The exercise
Swap "view-slot" for "view-tile" in the stretch from the line containing "Localize 62 of" through the line containing "right-arrow-icon (248, 252, 272, 274)", and write out those lines again with everything else left as is.

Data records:
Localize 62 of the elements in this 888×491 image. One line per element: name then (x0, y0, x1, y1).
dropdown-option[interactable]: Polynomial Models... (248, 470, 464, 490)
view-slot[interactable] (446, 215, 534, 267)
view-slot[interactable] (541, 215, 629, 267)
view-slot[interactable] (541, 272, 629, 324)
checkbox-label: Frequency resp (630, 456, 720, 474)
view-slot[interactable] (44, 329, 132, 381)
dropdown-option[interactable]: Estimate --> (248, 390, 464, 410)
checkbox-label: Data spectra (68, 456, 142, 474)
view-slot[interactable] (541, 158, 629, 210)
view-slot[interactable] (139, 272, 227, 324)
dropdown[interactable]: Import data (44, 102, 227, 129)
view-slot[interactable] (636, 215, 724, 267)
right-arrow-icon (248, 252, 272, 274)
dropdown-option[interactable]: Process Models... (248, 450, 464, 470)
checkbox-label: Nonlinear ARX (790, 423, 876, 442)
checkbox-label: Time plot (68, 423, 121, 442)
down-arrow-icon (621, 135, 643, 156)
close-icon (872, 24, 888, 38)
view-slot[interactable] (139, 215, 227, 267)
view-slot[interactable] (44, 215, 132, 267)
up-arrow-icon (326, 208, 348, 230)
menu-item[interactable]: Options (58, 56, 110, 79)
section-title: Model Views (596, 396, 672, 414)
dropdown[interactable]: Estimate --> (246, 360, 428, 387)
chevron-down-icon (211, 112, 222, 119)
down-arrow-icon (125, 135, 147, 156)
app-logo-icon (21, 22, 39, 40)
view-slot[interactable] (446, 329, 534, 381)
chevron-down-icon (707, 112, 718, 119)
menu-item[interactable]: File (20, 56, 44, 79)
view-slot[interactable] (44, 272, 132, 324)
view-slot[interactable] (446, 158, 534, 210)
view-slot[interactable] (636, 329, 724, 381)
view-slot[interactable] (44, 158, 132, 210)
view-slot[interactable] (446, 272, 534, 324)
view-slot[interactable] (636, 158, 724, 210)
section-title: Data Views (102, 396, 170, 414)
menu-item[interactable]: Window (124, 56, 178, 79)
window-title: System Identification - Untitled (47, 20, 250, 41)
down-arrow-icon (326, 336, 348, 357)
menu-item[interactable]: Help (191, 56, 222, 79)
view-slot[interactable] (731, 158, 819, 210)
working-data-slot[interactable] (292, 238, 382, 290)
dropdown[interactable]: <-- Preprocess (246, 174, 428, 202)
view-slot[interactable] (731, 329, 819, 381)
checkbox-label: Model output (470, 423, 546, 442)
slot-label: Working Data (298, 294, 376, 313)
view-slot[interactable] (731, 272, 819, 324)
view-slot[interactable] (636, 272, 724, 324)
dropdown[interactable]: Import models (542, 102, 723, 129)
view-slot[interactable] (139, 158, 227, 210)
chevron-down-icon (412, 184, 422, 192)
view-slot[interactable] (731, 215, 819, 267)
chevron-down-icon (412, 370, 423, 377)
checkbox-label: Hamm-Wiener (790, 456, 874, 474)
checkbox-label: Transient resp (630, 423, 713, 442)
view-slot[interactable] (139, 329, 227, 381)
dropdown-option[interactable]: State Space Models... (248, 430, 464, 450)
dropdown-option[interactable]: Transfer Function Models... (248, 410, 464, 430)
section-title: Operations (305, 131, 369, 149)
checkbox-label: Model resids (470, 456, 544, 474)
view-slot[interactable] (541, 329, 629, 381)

==

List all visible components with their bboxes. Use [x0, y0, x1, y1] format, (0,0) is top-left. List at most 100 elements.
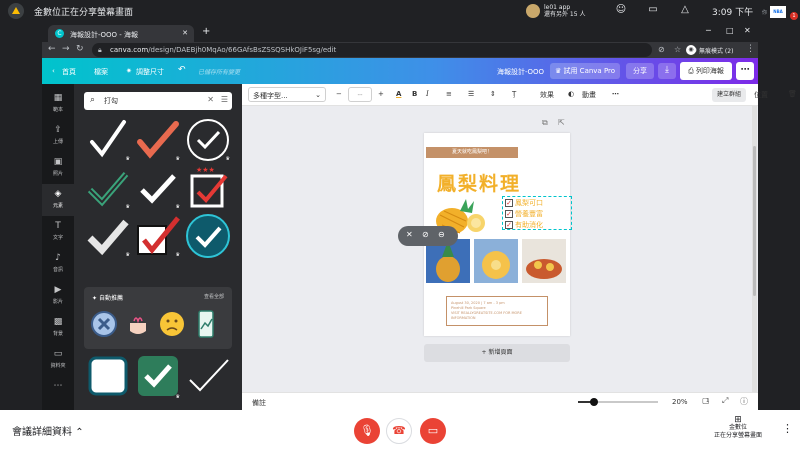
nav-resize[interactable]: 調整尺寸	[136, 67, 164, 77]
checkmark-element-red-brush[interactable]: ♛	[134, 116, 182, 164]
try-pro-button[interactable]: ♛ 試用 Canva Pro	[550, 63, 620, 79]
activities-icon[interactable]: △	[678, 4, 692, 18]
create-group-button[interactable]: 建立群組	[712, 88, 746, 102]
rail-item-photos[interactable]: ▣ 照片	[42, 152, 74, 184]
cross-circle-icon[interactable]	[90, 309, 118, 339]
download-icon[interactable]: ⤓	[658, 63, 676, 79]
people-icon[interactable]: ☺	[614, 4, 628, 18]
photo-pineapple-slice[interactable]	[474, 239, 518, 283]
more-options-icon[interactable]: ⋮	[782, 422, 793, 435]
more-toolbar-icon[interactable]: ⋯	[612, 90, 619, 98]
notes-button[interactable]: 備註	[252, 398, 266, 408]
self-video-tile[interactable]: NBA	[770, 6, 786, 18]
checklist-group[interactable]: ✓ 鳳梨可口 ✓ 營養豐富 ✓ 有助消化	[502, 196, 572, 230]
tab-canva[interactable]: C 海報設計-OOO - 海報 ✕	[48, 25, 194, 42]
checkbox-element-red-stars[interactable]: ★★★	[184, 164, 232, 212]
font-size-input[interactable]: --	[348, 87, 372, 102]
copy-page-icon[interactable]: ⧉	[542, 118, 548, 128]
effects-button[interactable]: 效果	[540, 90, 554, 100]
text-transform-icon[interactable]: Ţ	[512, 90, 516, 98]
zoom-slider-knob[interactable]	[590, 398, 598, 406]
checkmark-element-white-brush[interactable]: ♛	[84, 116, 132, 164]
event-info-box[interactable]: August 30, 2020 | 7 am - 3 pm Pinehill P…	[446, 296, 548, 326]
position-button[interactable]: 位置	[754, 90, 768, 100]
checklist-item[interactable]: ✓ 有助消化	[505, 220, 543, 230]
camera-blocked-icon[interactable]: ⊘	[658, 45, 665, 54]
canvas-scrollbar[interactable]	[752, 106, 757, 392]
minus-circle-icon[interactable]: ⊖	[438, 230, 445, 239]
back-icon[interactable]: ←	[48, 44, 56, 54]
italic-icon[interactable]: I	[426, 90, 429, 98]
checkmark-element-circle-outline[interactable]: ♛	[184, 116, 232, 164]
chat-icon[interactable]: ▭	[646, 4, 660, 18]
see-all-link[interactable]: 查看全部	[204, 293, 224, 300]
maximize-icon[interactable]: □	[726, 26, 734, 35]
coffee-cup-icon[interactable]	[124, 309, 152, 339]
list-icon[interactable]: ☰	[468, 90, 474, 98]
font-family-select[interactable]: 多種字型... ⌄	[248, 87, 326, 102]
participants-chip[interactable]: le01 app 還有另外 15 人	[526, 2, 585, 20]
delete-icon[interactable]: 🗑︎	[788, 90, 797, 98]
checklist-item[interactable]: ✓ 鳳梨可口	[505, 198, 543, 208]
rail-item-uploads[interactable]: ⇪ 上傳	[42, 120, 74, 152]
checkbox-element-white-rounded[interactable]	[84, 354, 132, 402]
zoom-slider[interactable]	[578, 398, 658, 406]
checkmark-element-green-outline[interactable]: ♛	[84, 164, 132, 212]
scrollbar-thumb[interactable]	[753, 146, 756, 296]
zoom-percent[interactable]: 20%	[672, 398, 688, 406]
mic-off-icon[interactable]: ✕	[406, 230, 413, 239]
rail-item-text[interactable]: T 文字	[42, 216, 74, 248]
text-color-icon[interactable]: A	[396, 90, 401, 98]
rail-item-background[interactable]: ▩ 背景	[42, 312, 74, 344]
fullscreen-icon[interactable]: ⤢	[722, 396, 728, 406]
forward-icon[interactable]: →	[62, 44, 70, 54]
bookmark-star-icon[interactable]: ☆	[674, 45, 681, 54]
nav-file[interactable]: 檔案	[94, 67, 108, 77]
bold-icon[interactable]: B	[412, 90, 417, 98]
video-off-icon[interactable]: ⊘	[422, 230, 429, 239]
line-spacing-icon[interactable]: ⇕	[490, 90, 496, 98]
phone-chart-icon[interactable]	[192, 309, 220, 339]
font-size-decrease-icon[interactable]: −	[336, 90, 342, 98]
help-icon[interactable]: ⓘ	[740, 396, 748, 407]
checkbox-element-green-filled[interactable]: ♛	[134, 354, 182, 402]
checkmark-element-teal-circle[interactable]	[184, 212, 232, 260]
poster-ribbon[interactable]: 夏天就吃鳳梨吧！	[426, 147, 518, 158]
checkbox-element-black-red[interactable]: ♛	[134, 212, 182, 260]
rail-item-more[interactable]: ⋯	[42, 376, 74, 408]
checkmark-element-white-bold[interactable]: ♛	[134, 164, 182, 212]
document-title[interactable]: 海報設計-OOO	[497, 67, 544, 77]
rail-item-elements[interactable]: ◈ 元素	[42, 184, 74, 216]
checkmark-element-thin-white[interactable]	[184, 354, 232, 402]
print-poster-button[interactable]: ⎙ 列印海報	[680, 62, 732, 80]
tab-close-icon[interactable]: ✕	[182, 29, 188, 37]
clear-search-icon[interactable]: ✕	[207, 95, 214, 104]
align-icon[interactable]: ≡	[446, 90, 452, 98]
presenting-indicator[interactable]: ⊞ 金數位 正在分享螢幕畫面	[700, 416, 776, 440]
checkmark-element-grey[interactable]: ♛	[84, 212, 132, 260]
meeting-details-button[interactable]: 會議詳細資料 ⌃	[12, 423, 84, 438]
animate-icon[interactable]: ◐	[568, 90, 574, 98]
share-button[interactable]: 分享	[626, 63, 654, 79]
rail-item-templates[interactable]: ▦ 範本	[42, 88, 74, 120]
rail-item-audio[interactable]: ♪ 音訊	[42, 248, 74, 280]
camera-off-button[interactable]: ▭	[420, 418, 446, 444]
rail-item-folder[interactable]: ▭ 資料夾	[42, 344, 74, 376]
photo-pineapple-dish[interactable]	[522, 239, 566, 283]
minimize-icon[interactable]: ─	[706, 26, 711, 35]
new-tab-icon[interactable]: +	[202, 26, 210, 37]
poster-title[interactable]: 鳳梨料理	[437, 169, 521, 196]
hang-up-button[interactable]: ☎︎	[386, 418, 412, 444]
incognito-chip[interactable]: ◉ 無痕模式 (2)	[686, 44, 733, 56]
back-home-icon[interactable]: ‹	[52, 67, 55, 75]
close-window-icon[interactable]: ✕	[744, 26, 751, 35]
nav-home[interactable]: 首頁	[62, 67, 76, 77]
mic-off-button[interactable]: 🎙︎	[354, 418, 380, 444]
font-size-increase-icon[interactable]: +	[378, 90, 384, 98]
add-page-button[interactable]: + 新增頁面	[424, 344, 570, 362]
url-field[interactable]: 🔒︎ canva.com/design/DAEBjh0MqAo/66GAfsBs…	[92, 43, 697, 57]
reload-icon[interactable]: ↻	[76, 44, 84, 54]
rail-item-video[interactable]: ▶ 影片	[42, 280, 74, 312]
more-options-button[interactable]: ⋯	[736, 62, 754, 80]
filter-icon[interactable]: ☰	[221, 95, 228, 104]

Response to the exercise
Localize 62 of the elements in this 888×491 image. One line per element: name then (x0, y0, x1, y1).
dropdown-option[interactable]: Polynomial Models... (248, 470, 464, 490)
view-tile[interactable] (446, 215, 534, 267)
view-tile[interactable] (541, 215, 629, 267)
view-tile[interactable] (541, 272, 629, 324)
checkbox-label: Frequency resp (630, 456, 720, 474)
view-tile[interactable] (44, 329, 132, 381)
dropdown-option[interactable]: Estimate --> (248, 390, 464, 410)
checkbox-label: Data spectra (68, 456, 142, 474)
view-tile[interactable] (541, 158, 629, 210)
view-tile[interactable] (139, 272, 227, 324)
dropdown[interactable]: Import data (44, 102, 227, 129)
view-tile[interactable] (636, 215, 724, 267)
right-arrow-icon (248, 252, 272, 274)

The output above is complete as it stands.